··· Tekst do czytania
Gość Napisano Czerwiec 5, 2015 Zgłoś Share Napisano Czerwiec 5, 2015 Ten stereotyp o tym, jak to klasa robotnicza jest podstawą bytu wykształciuchów możecie sobie schować kochani. Jest tak samo nieprawdziwy, jak ten, że bez wykształciuchów robotnicza klasa nie miała by gdzie pracować. To nie takie proste. Szczególnie dzisiaj, kiedy w Polsce wykształcenie niewiele gwarantuje, poziom zarobków został skutecznie oderwany od poziomu wykształcenia i nie brakuje wykształciuchów, którzy wybrali status "robotnika" ze względu na lepsze zarobki. Także tego. Cytuj Link do komentarza Udostępnij na innych stronach More sharing options...
chomsky Napisano Czerwiec 5, 2015 Zgłoś Share Napisano Czerwiec 5, 2015 Jak Ty Kasiu uczysz i traktujesz swoich uczniów? Obrażasz ich gdy prezentują sądy odmienne od Twoich. Może wynoszą je z domów, może nie znają innego świata? Wąsaty jest odważny, wszedł w środowisko dość różnorodne, prezentuje poglądy, często bardzo trzeźwo ocenia piórkowy świat, często troszkę naiwnie. Ot życie. Pochodzę z rodziny robotniczej, ojciec skończył siedem klas, matka zawodówkę, podobnie brat. Wychowałem się w dzielnicy robotniczej, mam szacunek do ciężko pracujących. Do wykształciuchów także mam szacunek, sam nim jestem, pracuję w ogólniaku 33 lata, przywykłem do rozmów na różne tematy, uczniowie to dopiero potrafią!? To tylko rozmowy o marnych przedmiotach, kawałkach plastiku, czy metalu, nie wartych dzikich emocji. Na co dzień korzystamy z setek podróbek, nawet nie wiedząc kiedy, małpujemy wzorce, mody, trendy. Nie wstyd by mi było używać podróbek spodni, czy butów, gdybym musiał, czemu nie, nawet w worku po kartoflach. Wstyd mi było traktować paskudnie drugiego człowieka. Dla rozładowania atmosfery przyznam się, że nie raz mi się to zdarzyło, a i pewnie się zdarzy. Ot zycie. Pozdr. serdecznie Ch. Cytuj Link do komentarza Udostępnij na innych stronach More sharing options...
Gość Napisano Czerwiec 5, 2015 Zgłoś Share Napisano Czerwiec 5, 2015 (edytowany) Jeszcze jedna refleksja - nie podoba mi się, bo jest prostacko nieuczciwy, wyzierający z części postów w tej dyskusji pogląd, że ciężka praca to tylko praca fizyczna, najcięższa nawet. Jak ktoś nie pracuje fizycznie, to ma lekkie życie i merolem do starbusia tylko... LOL To jest kochani dopiero gigantyczny stereotyp. Prawda jest mniej czarno-biała. I wykształciuch i robotnik tę drogę pod tego merola mają w zasługach. Tak jak tego merola i wszystko inne. Także tego. Jak ktoś łopatą nie macha, to niekoniecznie ma lekką pracę. A jak ktoś macha, to niekoniecznie zasuwa ciężko. Edytowano Czerwiec 5, 2015 przez Gość Cytuj Link do komentarza Udostępnij na innych stronach More sharing options...
······
### Krótkie ćwiczenie 1
Oceń, czy każde z poniższych stwierdzeń zgadza się z tekstem, i odpowiedz tak lub nie, przytaczając dosłownie słowa tekstu, które o tym przesądzają. (a) W trzecim wpisie wyrażono pogląd, że ciężka praca to tylko praca fizyczna. (b) Użytkownik chomsky pracuje w ogólniaku od 33 lat. (c) Ojciec użytkownika chomsky skończył zawodówkę.
Tekst nie ma żadnego związku z wierszami danych.
··· Dostarczone dane
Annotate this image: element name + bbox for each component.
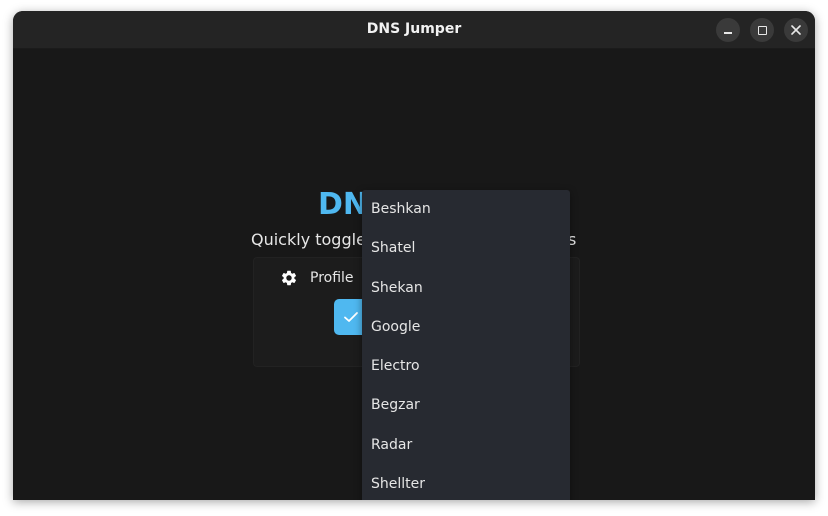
profile-label: Profile: [310, 270, 354, 286]
dropdown-item-shekan[interactable]: Shekan: [362, 269, 570, 308]
title-bar[interactable]: DNS Jumper: [13, 11, 815, 49]
gear-icon: [281, 270, 297, 286]
dropdown-item-shellter[interactable]: Shellter: [362, 465, 570, 500]
dropdown-item-beshkan[interactable]: Beshkan: [362, 190, 570, 229]
maximize-button[interactable]: [750, 18, 774, 42]
close-button[interactable]: [784, 18, 808, 42]
dropdown-item-google[interactable]: Google: [362, 308, 570, 347]
dropdown-item-radar[interactable]: Radar: [362, 426, 570, 465]
dropdown-item-electro[interactable]: Electro: [362, 347, 570, 386]
check-icon: [344, 312, 358, 322]
app-heading: DN: [318, 187, 369, 222]
maximize-icon: [757, 25, 767, 35]
window-title: DNS Jumper: [366, 21, 462, 37]
profile-dropdown-menu[interactable]: Beshkan Shatel Shekan Google Electro Beg…: [362, 190, 570, 500]
minimize-button[interactable]: [716, 18, 740, 42]
dropdown-item-begzar[interactable]: Begzar: [362, 386, 570, 425]
app-window: DNS Jumper DN Quickly toggle s Profile B…: [13, 11, 815, 500]
main-content: DN Quickly toggle s Profile Beshkan Shat…: [13, 49, 815, 500]
dropdown-item-shatel[interactable]: Shatel: [362, 229, 570, 268]
app-subtitle: Quickly toggle: [251, 230, 366, 249]
close-icon: [791, 25, 801, 35]
minimize-icon: [724, 32, 732, 34]
profile-row[interactable]: Profile: [280, 269, 354, 287]
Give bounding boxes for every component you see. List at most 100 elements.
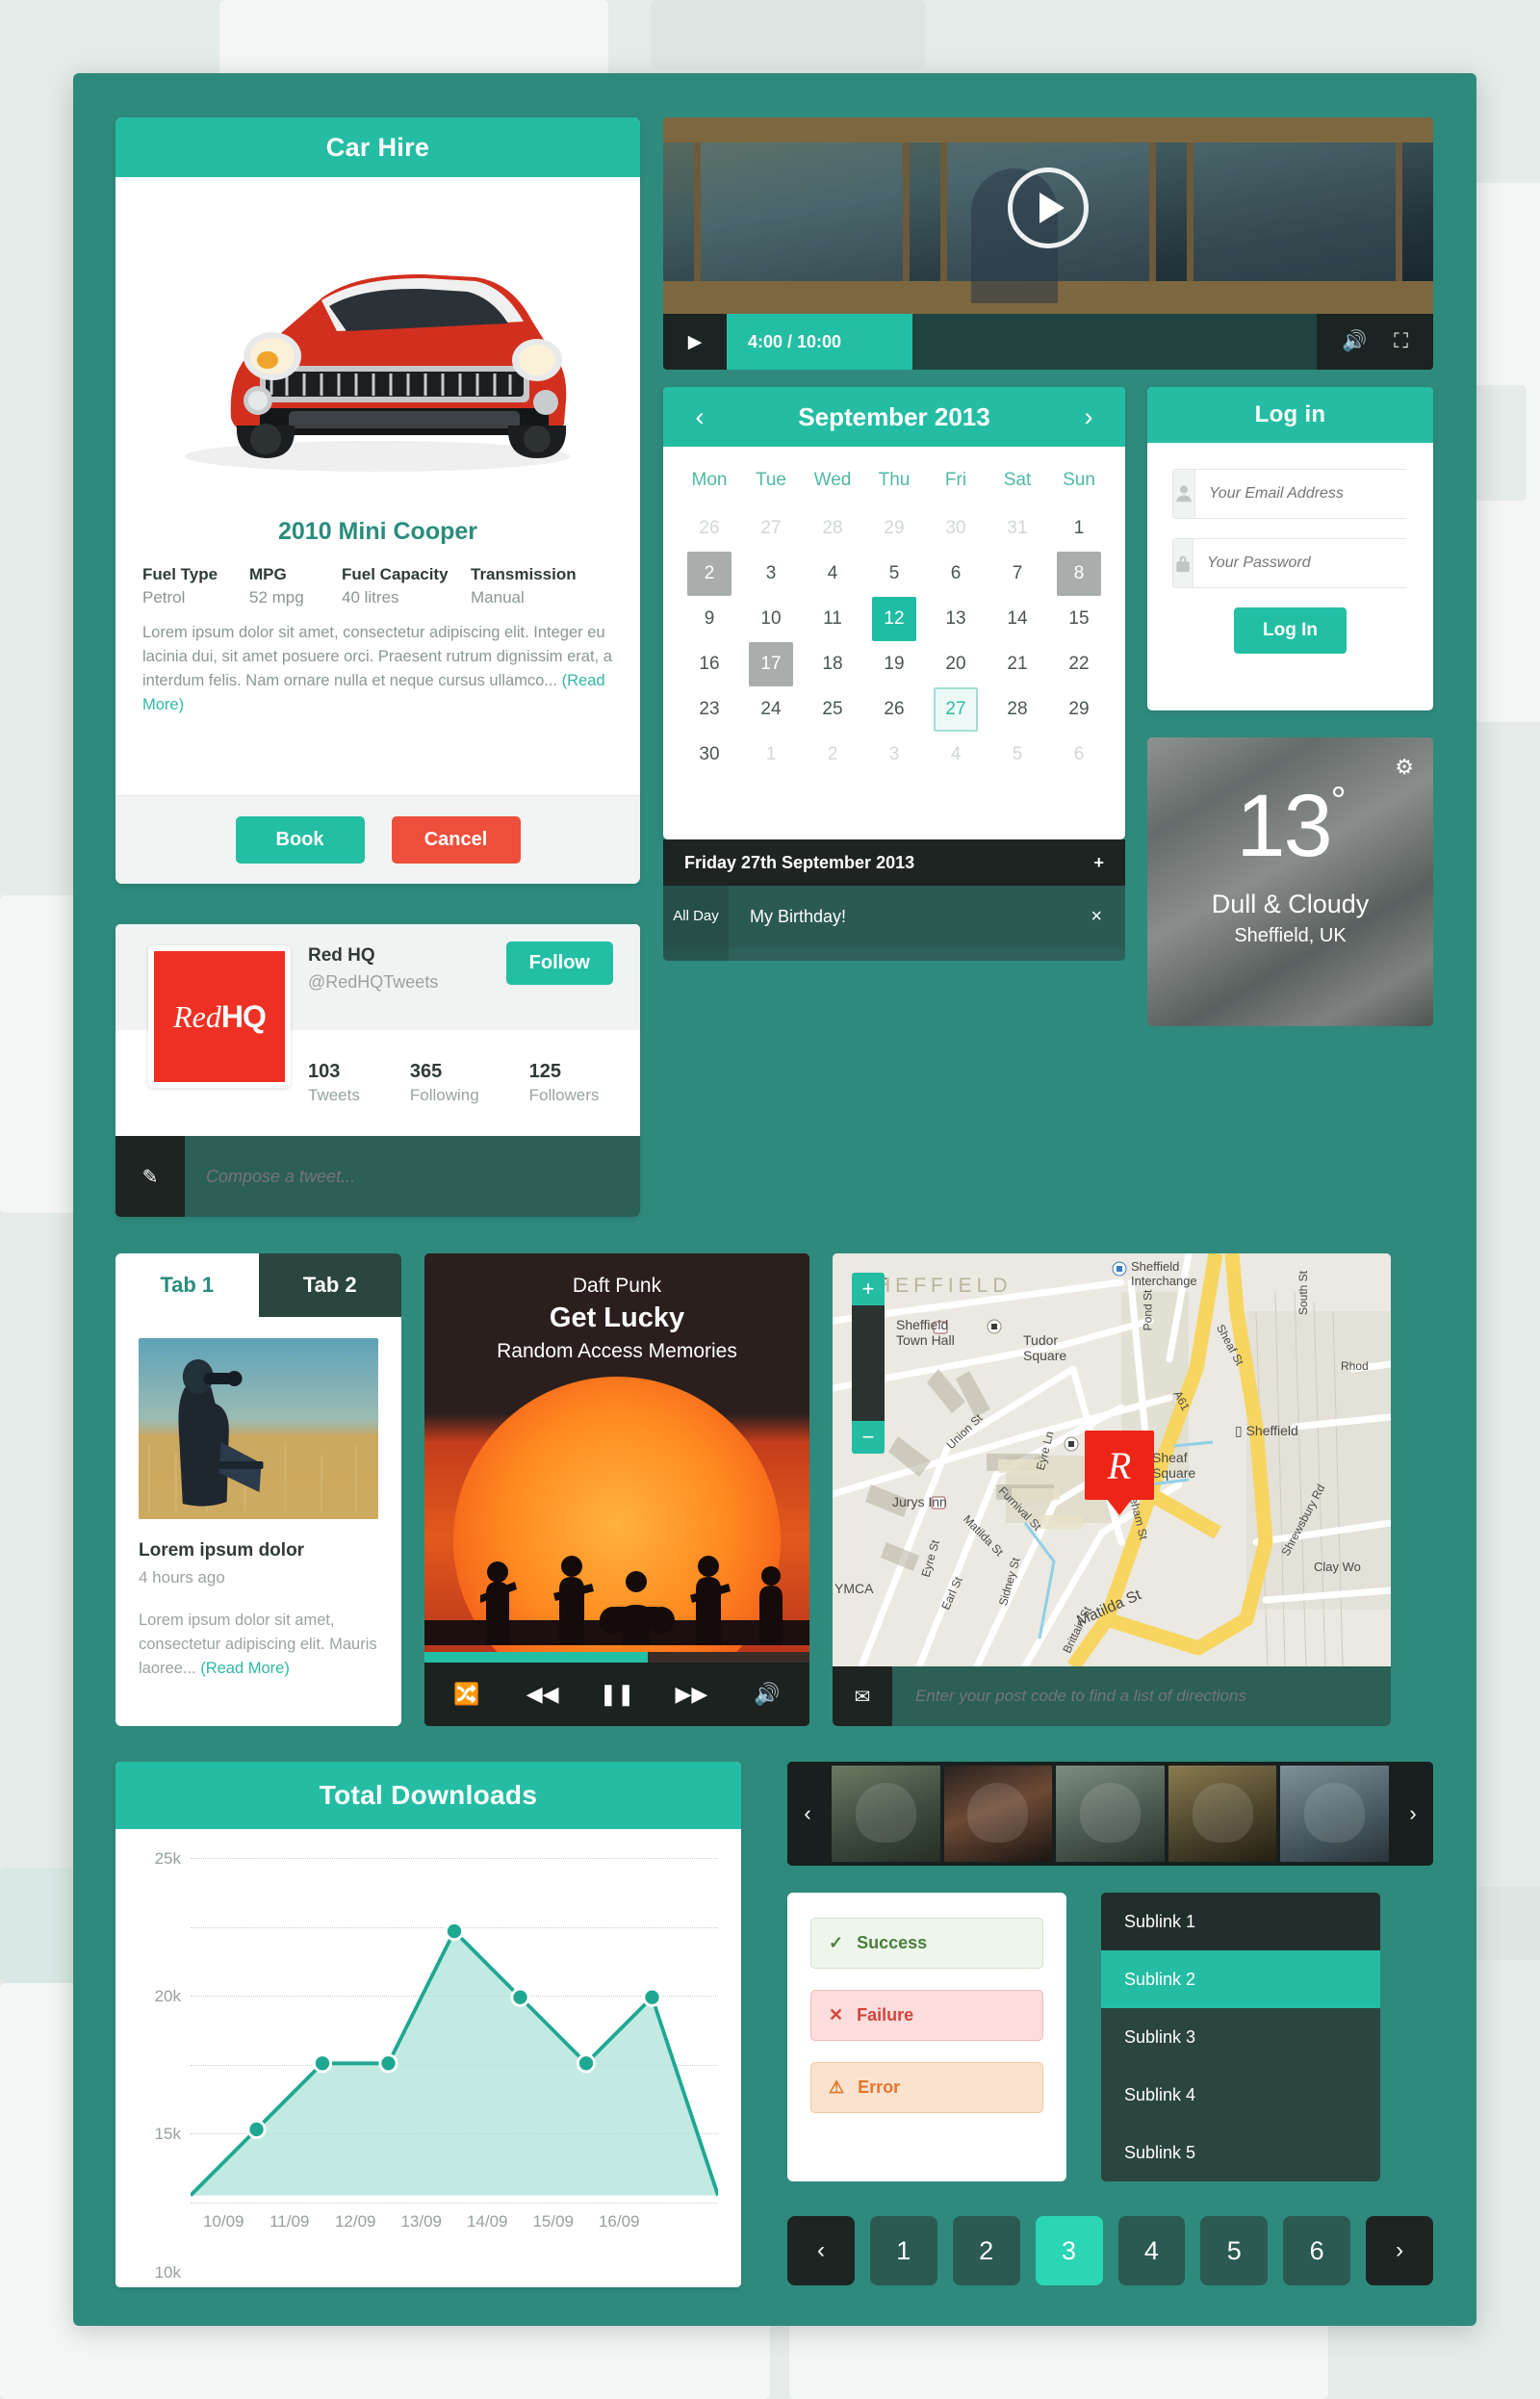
pagination-page-4[interactable]: 4 bbox=[1117, 2216, 1186, 2285]
calendar-day[interactable]: 12 bbox=[863, 597, 925, 642]
pagination-prev[interactable]: ‹ bbox=[787, 2216, 855, 2285]
calendar-day[interactable]: 8 bbox=[1048, 552, 1110, 597]
calendar-day[interactable]: 31 bbox=[987, 506, 1048, 552]
calendar-day[interactable]: 1 bbox=[1048, 506, 1110, 552]
pagination-page-6[interactable]: 6 bbox=[1283, 2216, 1351, 2285]
compose-tweet-input[interactable] bbox=[185, 1166, 640, 1187]
tab-2[interactable]: Tab 2 bbox=[258, 1253, 401, 1317]
cancel-button[interactable]: Cancel bbox=[391, 816, 521, 864]
calendar-day[interactable]: 16 bbox=[679, 642, 740, 687]
calendar-day[interactable]: 30 bbox=[925, 506, 987, 552]
sublink-4[interactable]: Sublink 4 bbox=[1101, 2066, 1380, 2124]
chart-data-point[interactable] bbox=[312, 2053, 333, 2074]
play-icon[interactable]: ▶ bbox=[663, 331, 727, 353]
calendar-day[interactable]: 23 bbox=[679, 687, 740, 733]
calendar-day[interactable]: 24 bbox=[740, 687, 802, 733]
chart-data-point[interactable] bbox=[378, 2053, 398, 2074]
fullscreen-icon[interactable]: ⛶ bbox=[1394, 330, 1408, 353]
calendar-day[interactable]: 30 bbox=[679, 733, 740, 778]
map-canvas[interactable]: SHEFFIELD Sheffield Town Hall Tudor Square… bbox=[833, 1253, 1391, 1666]
follow-button[interactable]: Follow bbox=[505, 942, 613, 985]
calendar-day[interactable]: 7 bbox=[987, 552, 1048, 597]
calendar-day[interactable]: 28 bbox=[987, 687, 1048, 733]
calendar-day[interactable]: 29 bbox=[1048, 687, 1110, 733]
calendar-day[interactable]: 10 bbox=[740, 597, 802, 642]
gear-icon[interactable]: ⚙ bbox=[1395, 755, 1414, 780]
calendar-day[interactable]: 2 bbox=[679, 552, 740, 597]
calendar-day[interactable]: 18 bbox=[802, 642, 863, 687]
calendar-day[interactable]: 27 bbox=[925, 687, 987, 733]
rewind-icon[interactable]: ◀◀ bbox=[526, 1682, 559, 1707]
book-button[interactable]: Book bbox=[235, 816, 365, 864]
calendar-day[interactable]: 3 bbox=[740, 552, 802, 597]
carousel-thumb-2[interactable] bbox=[943, 1766, 1053, 1862]
pagination-page-1[interactable]: 1 bbox=[869, 2216, 937, 2285]
calendar-day[interactable]: 20 bbox=[925, 642, 987, 687]
calendar-day[interactable]: 4 bbox=[802, 552, 863, 597]
event-row[interactable]: 19:30 Party! × bbox=[663, 947, 1125, 961]
carousel-next-button[interactable]: › bbox=[1393, 1762, 1433, 1866]
sublink-1[interactable]: Sublink 1 bbox=[1101, 1893, 1380, 1950]
calendar-day[interactable]: 19 bbox=[863, 642, 925, 687]
pagination-page-3[interactable]: 3 bbox=[1035, 2216, 1103, 2285]
sublink-5[interactable]: Sublink 5 bbox=[1101, 2124, 1380, 2181]
add-event-icon[interactable]: + bbox=[1093, 853, 1104, 873]
calendar-day[interactable]: 28 bbox=[802, 506, 863, 552]
calendar-day[interactable]: 14 bbox=[987, 597, 1048, 642]
sublink-2[interactable]: Sublink 2 bbox=[1101, 1950, 1380, 2008]
pencil-icon[interactable]: ✎ bbox=[116, 1136, 185, 1217]
calendar-day[interactable]: 6 bbox=[925, 552, 987, 597]
close-icon[interactable]: × bbox=[1091, 906, 1125, 928]
carousel-thumb-4[interactable] bbox=[1168, 1766, 1277, 1862]
chart-data-point[interactable] bbox=[576, 2053, 597, 2074]
calendar-day[interactable]: 22 bbox=[1048, 642, 1110, 687]
redhq-pin-icon[interactable]: R bbox=[1085, 1431, 1154, 1500]
shuffle-icon[interactable]: 🔀 bbox=[424, 1682, 509, 1707]
calendar-day[interactable]: 26 bbox=[679, 506, 740, 552]
calendar-day[interactable]: 6 bbox=[1048, 733, 1110, 778]
volume-icon[interactable]: 🔊 bbox=[725, 1682, 809, 1707]
chevron-left-icon[interactable]: ‹ bbox=[686, 402, 713, 432]
login-button[interactable]: Log In bbox=[1234, 607, 1347, 654]
calendar-day[interactable]: 13 bbox=[925, 597, 987, 642]
password-field[interactable] bbox=[1194, 539, 1421, 587]
pagination-page-2[interactable]: 2 bbox=[952, 2216, 1020, 2285]
zoom-out-button[interactable]: − bbox=[852, 1421, 885, 1454]
video-progress-track[interactable]: 4:00 / 10:00 bbox=[727, 314, 1318, 370]
fast-forward-icon[interactable]: ▶▶ bbox=[675, 1682, 707, 1707]
calendar-day[interactable]: 3 bbox=[863, 733, 925, 778]
calendar-day[interactable]: 1 bbox=[740, 733, 802, 778]
chevron-right-icon[interactable]: › bbox=[1075, 402, 1102, 432]
calendar-day[interactable]: 15 bbox=[1048, 597, 1110, 642]
chart-data-point[interactable] bbox=[510, 1987, 530, 2007]
calendar-day[interactable]: 27 bbox=[740, 506, 802, 552]
stat-following[interactable]: 365 Following bbox=[410, 1061, 479, 1105]
map-search-input[interactable] bbox=[892, 1687, 1391, 1706]
email-field[interactable] bbox=[1195, 470, 1423, 518]
calendar-day[interactable]: 5 bbox=[863, 552, 925, 597]
play-overlay-button[interactable] bbox=[1008, 167, 1089, 248]
calendar-day[interactable]: 25 bbox=[802, 687, 863, 733]
chart-data-point[interactable] bbox=[246, 2119, 267, 2139]
calendar-day[interactable]: 4 bbox=[925, 733, 987, 778]
calendar-day[interactable]: 2 bbox=[802, 733, 863, 778]
carousel-thumb-5[interactable] bbox=[1280, 1766, 1389, 1862]
signpost-icon[interactable]: ✉ bbox=[833, 1666, 892, 1726]
calendar-day[interactable]: 9 bbox=[679, 597, 740, 642]
tab-1[interactable]: Tab 1 bbox=[116, 1253, 259, 1317]
calendar-day[interactable]: 11 bbox=[802, 597, 863, 642]
pagination-next[interactable]: › bbox=[1366, 2216, 1433, 2285]
stat-followers[interactable]: 125 Followers bbox=[529, 1061, 600, 1105]
carousel-prev-button[interactable]: ‹ bbox=[787, 1762, 828, 1866]
chart-data-point[interactable] bbox=[444, 1922, 465, 1942]
sublink-3[interactable]: Sublink 3 bbox=[1101, 2008, 1380, 2066]
carousel-thumb-3[interactable] bbox=[1056, 1766, 1165, 1862]
calendar-day[interactable]: 29 bbox=[863, 506, 925, 552]
chart-data-point[interactable] bbox=[642, 1987, 662, 2007]
zoom-in-button[interactable]: + bbox=[852, 1273, 885, 1305]
pause-icon[interactable]: ❚❚ bbox=[600, 1682, 635, 1707]
calendar-day[interactable]: 17 bbox=[740, 642, 802, 687]
calendar-day[interactable]: 5 bbox=[987, 733, 1048, 778]
event-row[interactable]: All Day My Birthday! × bbox=[663, 886, 1125, 947]
stat-tweets[interactable]: 103 Tweets bbox=[308, 1061, 360, 1105]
······
### Krótkie ćwiczenie 2
Przedstaw jako listę numerowaną wiersze danych od wiersza zawierającego "pagination-page-4[interactable]: 4 bbox=[1117, 2216, 1186, 2285]" do wiersza zawierającego "calendar-day[interactable]: 20 bbox=[925, 642, 987, 687]", łącznie z oboma. Pomiń puste linie i nie podawaj żadnych innych wierszy.

### Rozwiązanie zadania 1
(a) Nie: „nie podoba mi się, bo jest prostacko nieuczciwy, wyzierający z części postów w tej dyskusji pogląd, że ciężka praca to tylko praca fizyczna”.
(b) Tak: „pracuję w ogólniaku 33 lata”.
(c) Nie: „ojciec skończył siedem klas, matka zawodówkę”.

### Rozwiązanie zadania 2
1. pagination-page-4[interactable]: 4 bbox=[1117, 2216, 1186, 2285]
2. calendar-day[interactable]: 12 bbox=[863, 597, 925, 642]
3. pagination-prev[interactable]: ‹ bbox=[787, 2216, 855, 2285]
4. calendar-day[interactable]: 8 bbox=[1048, 552, 1110, 597]
5. calendar-day[interactable]: 31 bbox=[987, 506, 1048, 552]
6. calendar-day[interactable]: 1 bbox=[1048, 506, 1110, 552]
7. pagination-page-6[interactable]: 6 bbox=[1283, 2216, 1351, 2285]
8. compose-tweet-input[interactable] bbox=[185, 1166, 640, 1187]
9. tab-2[interactable]: Tab 2 bbox=[258, 1253, 401, 1317]
10. cancel-button[interactable]: Cancel bbox=[391, 816, 521, 864]
11. calendar-day[interactable]: 16 bbox=[679, 642, 740, 687]
12. calendar-day[interactable]: 30 bbox=[925, 506, 987, 552]
13. sublink-4[interactable]: Sublink 4 bbox=[1101, 2066, 1380, 2124]
14. chart-data-point[interactable] bbox=[312, 2053, 333, 2074]
15. play-icon[interactable]: ▶ bbox=[663, 331, 727, 353]
16. calendar-day[interactable]: 23 bbox=[679, 687, 740, 733]
17. calendar-day[interactable]: 24 bbox=[740, 687, 802, 733]
18. chart-data-point[interactable] bbox=[378, 2053, 398, 2074]
19. fullscreen-icon[interactable]: ⛶ bbox=[1394, 330, 1408, 353]
20. calendar-day[interactable]: 30 bbox=[679, 733, 740, 778]
21. map-canvas[interactable]: SHEFFIELD Sheffield Town Hall Tudor Square… bbox=[833, 1253, 1391, 1666]
22. follow-button[interactable]: Follow bbox=[505, 942, 613, 985]
23. calendar-day[interactable]: 7 bbox=[987, 552, 1048, 597]
24. calendar-day[interactable]: 28 bbox=[987, 687, 1048, 733]
25. calendar-day[interactable]: 29 bbox=[1048, 687, 1110, 733]
26. calendar-day[interactable]: 10 bbox=[740, 597, 802, 642]
27. gear-icon[interactable]: ⚙ bbox=[1395, 755, 1414, 780]
28. calendar-day[interactable]: 2 bbox=[679, 552, 740, 597]
29. calendar-day[interactable]: 18 bbox=[802, 642, 863, 687]
30. calendar-day[interactable]: 27 bbox=[925, 687, 987, 733]
31. rewind-icon[interactable]: ◀◀ bbox=[526, 1682, 559, 1707]
32. book-button[interactable]: Book bbox=[235, 816, 365, 864]
33. calendar-day[interactable]: 3 bbox=[740, 552, 802, 597]
34. carousel-thumb-2[interactable] bbox=[943, 1766, 1053, 1862]
35. pagination-page-1[interactable]: 1 bbox=[869, 2216, 937, 2285]
36. calendar-day[interactable]: 20 bbox=[925, 642, 987, 687]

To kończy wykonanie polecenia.